Task directions
Transcribe the records that follow, preserving every word.

Given records
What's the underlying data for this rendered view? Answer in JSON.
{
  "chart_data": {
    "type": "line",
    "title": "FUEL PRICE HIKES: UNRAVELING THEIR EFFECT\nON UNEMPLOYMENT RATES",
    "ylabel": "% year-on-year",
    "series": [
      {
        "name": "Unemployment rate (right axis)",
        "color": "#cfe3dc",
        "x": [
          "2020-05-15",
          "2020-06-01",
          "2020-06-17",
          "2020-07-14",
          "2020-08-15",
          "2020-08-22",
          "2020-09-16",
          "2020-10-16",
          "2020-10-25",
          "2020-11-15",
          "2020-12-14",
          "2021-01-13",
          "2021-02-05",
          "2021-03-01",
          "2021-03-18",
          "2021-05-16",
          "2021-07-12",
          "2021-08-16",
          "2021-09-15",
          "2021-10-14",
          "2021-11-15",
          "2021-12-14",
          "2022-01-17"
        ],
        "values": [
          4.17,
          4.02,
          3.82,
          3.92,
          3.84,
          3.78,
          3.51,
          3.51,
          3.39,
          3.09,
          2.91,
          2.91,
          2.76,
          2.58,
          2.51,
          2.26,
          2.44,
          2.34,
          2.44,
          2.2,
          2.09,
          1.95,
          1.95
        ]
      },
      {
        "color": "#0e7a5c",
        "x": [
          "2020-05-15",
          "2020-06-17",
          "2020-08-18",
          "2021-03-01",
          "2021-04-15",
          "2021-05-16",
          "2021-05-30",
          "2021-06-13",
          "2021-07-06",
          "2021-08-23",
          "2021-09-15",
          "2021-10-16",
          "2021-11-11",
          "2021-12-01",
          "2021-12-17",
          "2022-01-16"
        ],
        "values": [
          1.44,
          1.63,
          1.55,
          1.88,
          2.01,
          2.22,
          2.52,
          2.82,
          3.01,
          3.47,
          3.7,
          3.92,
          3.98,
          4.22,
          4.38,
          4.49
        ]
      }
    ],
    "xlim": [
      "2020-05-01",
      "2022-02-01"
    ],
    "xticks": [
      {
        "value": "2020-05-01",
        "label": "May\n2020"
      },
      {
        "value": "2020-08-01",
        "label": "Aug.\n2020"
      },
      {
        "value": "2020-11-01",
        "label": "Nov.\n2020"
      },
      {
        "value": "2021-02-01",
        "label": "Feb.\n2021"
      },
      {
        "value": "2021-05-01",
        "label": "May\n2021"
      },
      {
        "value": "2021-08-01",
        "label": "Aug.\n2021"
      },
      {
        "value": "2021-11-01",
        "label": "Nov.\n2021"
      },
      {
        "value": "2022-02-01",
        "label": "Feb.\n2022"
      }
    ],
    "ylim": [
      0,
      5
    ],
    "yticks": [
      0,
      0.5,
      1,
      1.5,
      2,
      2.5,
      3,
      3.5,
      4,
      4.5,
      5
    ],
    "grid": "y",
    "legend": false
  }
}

Result of this task
What's the underlying data for this rendered view? Answer in JSON.
{
  "chart_data": {
    "type": "line",
    "title": "FUEL PRICE HIKES: UNRAVELING THEIR EFFECT\nON UNEMPLOYMENT RATES",
    "ylabel": "% year-on-year",
    "series": [
      {
        "name": "Unemployment rate (right axis)",
        "color": "#cfe3dc",
        "x": [
          "2020-05-15",
          "2020-06-01",
          "2020-06-17",
          "2020-07-14",
          "2020-08-15",
          "2020-08-22",
          "2020-09-16",
          "2020-10-16",
          "2020-10-25",
          "2020-11-15",
          "2020-12-14",
          "2021-01-13",
          "2021-02-05",
          "2021-03-01",
          "2021-03-18",
          "2021-05-16",
          "2021-07-12",
          "2021-08-16",
          "2021-09-15",
          "2021-10-14",
          "2021-11-15",
          "2021-12-14",
          "2022-01-17"
        ],
        "values": [
          4.17,
          4.02,
          3.82,
          3.92,
          3.84,
          3.78,
          3.51,
          3.51,
          3.39,
          3.09,
          2.91,
          2.91,
          2.76,
          2.58,
          2.51,
          2.26,
          2.44,
          2.34,
          2.44,
          2.2,
          2.09,
          1.95,
          1.95
        ]
      },
      {
        "color": "#0e7a5c",
        "x": [
          "2020-05-15",
          "2020-06-17",
          "2020-08-18",
          "2021-03-01",
          "2021-04-15",
          "2021-05-16",
          "2021-05-30",
          "2021-06-13",
          "2021-07-06",
          "2021-08-23",
          "2021-09-15",
          "2021-10-16",
          "2021-11-11",
          "2021-12-01",
          "2021-12-17",
          "2022-01-16"
        ],
        "values": [
          1.44,
          1.63,
          1.55,
          1.88,
          2.01,
          2.22,
          2.52,
          2.82,
          3.01,
          3.47,
          3.7,
          3.92,
          3.98,
          4.22,
          4.38,
          4.49
        ]
      }
    ],
    "xlim": [
      "2020-05-01",
      "2022-02-01"
    ],
    "xticks": [
      {
        "value": "2020-05-01",
        "label": "May\n2020"
      },
      {
        "value": "2020-08-01",
        "label": "Aug.\n2020"
      },
      {
        "value": "2020-11-01",
        "label": "Nov.\n2020"
      },
      {
        "value": "2021-02-01",
        "label": "Feb.\n2021"
      },
      {
        "value": "2021-05-01",
        "label": "May\n2021"
      },
      {
        "value": "2021-08-01",
        "label": "Aug.\n2021"
      },
      {
        "value": "2021-11-01",
        "label": "Nov.\n2021"
      },
      {
        "value": "2022-02-01",
        "label": "Feb.\n2022"
      }
    ],
    "ylim": [
      0,
      5
    ],
    "yticks": [
      0,
      0.5,
      1,
      1.5,
      2,
      2.5,
      3,
      3.5,
      4,
      4.5,
      5
    ],
    "grid": "y",
    "legend": false
  }
}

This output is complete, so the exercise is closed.